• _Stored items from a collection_
◆ ◆ ◆ ◆ ◆ ◆ ◆
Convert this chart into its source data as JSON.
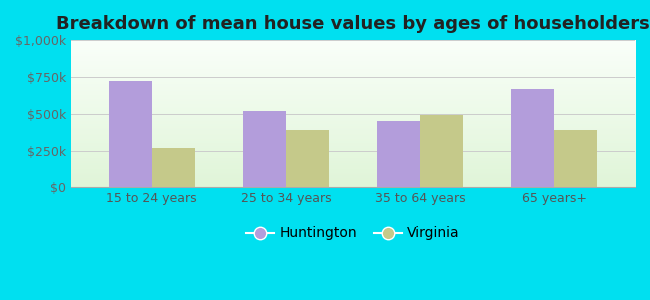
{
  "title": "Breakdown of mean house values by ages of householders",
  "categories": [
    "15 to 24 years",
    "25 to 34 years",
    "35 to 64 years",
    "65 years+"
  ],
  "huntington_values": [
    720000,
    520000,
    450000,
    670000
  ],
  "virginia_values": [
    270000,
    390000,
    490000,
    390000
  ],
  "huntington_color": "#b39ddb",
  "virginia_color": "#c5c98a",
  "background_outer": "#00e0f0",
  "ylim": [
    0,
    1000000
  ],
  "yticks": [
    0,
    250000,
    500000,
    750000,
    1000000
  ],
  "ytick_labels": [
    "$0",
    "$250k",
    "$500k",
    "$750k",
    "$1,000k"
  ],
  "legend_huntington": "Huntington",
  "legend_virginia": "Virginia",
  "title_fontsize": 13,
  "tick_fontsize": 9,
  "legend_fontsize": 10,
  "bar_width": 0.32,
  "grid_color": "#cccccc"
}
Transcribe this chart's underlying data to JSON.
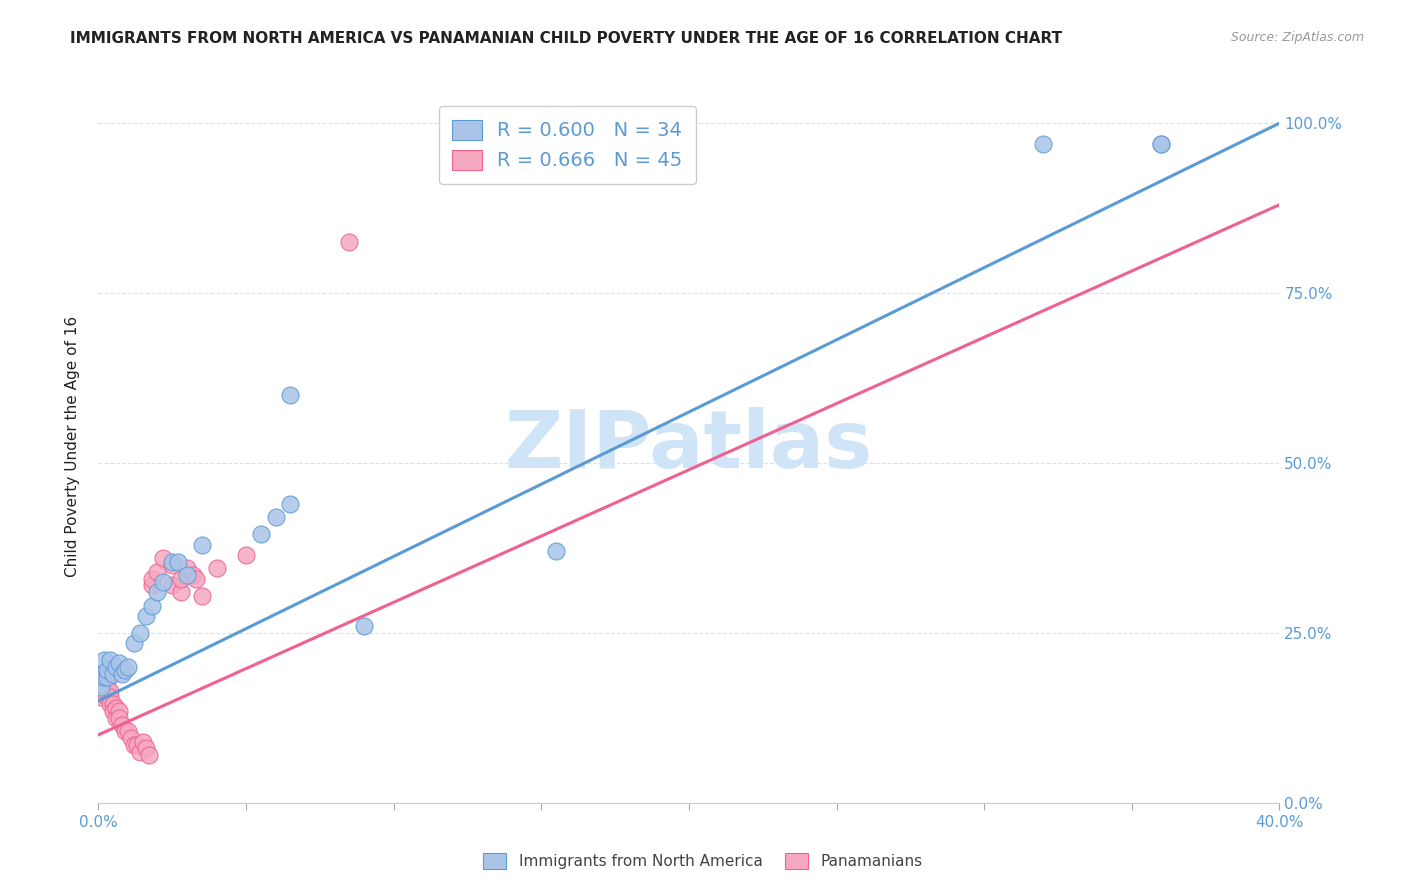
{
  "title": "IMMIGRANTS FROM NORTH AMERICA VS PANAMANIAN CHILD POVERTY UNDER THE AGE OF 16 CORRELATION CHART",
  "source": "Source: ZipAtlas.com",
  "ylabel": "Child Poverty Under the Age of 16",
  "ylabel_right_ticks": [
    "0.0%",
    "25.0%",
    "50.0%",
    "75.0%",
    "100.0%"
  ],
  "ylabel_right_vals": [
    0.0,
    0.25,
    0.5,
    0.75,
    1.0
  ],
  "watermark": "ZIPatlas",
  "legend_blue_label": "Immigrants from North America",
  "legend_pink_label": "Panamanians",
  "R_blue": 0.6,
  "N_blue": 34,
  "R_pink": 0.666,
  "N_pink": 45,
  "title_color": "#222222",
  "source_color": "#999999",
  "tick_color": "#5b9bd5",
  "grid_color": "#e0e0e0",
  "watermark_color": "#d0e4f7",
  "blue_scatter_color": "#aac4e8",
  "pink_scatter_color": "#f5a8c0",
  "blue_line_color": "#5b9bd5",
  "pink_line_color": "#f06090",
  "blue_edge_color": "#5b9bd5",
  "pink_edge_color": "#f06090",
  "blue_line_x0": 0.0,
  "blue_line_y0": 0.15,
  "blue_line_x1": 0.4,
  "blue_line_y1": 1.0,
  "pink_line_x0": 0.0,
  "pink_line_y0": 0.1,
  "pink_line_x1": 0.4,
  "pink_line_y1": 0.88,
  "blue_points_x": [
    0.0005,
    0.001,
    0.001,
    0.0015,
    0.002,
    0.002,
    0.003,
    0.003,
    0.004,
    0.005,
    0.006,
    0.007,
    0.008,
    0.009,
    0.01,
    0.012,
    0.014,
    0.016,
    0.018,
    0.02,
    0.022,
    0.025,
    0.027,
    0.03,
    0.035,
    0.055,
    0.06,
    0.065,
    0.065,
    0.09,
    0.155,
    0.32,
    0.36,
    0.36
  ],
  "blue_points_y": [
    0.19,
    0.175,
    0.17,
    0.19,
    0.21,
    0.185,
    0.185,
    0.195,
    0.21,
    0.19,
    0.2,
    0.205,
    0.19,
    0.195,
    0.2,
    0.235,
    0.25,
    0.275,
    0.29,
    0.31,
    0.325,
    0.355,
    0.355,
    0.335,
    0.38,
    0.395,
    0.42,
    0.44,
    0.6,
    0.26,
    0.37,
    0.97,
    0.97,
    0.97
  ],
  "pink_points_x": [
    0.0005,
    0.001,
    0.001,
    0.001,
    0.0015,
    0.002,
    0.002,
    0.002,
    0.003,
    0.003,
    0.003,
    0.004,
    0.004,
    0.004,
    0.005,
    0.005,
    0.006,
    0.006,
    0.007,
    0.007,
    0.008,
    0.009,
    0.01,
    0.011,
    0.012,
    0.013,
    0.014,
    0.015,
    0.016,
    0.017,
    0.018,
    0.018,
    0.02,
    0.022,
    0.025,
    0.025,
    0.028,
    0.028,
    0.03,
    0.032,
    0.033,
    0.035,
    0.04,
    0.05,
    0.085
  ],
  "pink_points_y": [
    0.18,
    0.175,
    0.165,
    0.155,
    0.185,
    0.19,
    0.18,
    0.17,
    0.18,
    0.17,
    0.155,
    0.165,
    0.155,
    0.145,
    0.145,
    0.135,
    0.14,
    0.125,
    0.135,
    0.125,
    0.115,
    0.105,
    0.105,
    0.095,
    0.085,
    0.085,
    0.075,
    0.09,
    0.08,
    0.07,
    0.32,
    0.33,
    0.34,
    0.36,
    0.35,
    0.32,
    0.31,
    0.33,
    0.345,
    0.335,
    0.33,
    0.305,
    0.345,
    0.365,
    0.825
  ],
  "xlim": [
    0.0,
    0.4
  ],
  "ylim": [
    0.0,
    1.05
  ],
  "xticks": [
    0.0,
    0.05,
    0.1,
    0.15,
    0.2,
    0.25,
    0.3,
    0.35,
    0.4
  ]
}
◆ ◆ ◆ ◆ ◆ ◆ ◆
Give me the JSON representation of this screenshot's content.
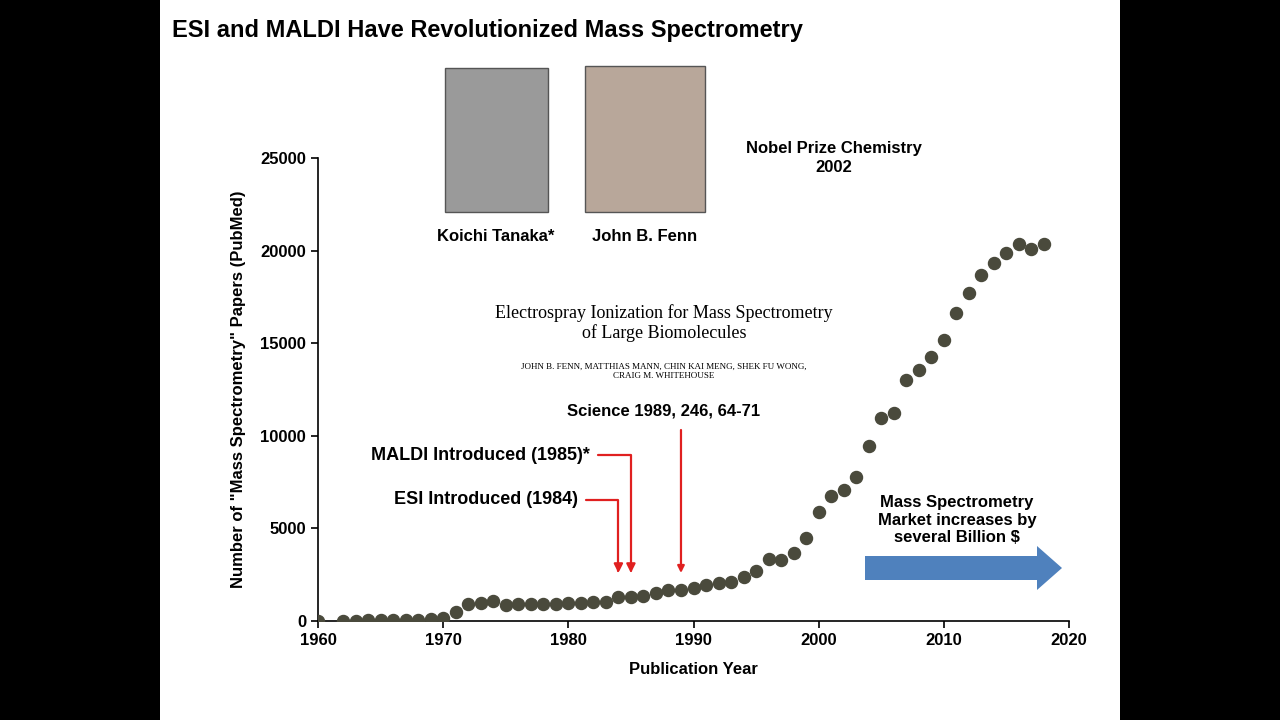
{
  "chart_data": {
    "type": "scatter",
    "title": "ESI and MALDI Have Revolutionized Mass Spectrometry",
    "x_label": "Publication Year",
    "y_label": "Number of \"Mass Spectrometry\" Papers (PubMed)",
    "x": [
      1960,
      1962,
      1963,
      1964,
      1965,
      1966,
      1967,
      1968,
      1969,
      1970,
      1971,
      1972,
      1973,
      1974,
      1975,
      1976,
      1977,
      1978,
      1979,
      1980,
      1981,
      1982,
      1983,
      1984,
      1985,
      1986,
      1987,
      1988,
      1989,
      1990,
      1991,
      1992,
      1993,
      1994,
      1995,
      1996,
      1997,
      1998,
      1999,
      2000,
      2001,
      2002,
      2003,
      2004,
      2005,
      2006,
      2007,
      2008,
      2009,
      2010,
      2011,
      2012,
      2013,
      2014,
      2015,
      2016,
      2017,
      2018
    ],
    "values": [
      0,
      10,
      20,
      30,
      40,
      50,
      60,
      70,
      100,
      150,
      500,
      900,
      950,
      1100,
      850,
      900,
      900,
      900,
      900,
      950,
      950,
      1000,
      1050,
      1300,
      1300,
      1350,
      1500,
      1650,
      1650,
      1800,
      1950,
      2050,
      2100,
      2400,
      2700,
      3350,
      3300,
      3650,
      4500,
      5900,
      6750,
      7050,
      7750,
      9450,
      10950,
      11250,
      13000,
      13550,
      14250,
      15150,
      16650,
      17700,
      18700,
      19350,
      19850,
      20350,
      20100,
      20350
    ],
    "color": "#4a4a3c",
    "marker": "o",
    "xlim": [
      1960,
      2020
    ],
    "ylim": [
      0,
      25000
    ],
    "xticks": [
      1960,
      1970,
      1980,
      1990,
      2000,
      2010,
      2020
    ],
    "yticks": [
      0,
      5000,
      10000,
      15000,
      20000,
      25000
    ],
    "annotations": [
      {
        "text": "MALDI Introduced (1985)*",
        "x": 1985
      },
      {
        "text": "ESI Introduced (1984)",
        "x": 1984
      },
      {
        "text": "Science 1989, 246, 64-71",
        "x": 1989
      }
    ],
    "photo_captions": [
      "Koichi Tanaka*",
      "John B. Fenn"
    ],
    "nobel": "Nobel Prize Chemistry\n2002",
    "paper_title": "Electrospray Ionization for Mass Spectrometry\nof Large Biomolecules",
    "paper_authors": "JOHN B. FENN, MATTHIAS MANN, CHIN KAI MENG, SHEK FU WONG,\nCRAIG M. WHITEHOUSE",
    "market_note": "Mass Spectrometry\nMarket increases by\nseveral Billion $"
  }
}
◆ ◆ ◆ ◆ ◆ ◆ ◆
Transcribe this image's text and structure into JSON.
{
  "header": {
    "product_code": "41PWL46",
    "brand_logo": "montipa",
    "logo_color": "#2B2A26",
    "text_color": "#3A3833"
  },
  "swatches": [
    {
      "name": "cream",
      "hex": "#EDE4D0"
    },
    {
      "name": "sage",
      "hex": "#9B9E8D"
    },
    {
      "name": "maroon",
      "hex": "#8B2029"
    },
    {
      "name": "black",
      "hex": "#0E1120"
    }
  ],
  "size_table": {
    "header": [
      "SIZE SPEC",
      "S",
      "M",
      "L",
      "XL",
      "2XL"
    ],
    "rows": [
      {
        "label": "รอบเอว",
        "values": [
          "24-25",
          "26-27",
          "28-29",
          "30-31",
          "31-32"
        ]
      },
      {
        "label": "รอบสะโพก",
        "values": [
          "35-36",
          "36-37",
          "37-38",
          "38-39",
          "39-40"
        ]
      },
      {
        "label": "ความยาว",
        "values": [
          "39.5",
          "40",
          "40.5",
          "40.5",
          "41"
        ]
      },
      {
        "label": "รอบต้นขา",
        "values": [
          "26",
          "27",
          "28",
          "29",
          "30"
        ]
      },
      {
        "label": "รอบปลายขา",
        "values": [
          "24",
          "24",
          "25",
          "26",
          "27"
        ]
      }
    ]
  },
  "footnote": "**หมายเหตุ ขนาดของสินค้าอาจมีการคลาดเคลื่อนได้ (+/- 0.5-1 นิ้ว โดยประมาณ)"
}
◆ ◆ ◆ ◆ ◆ ◆ ◆
• _The request_
What is the number of lines in the records that contain the string "Mass"? Give only that number.

• _Reply_
4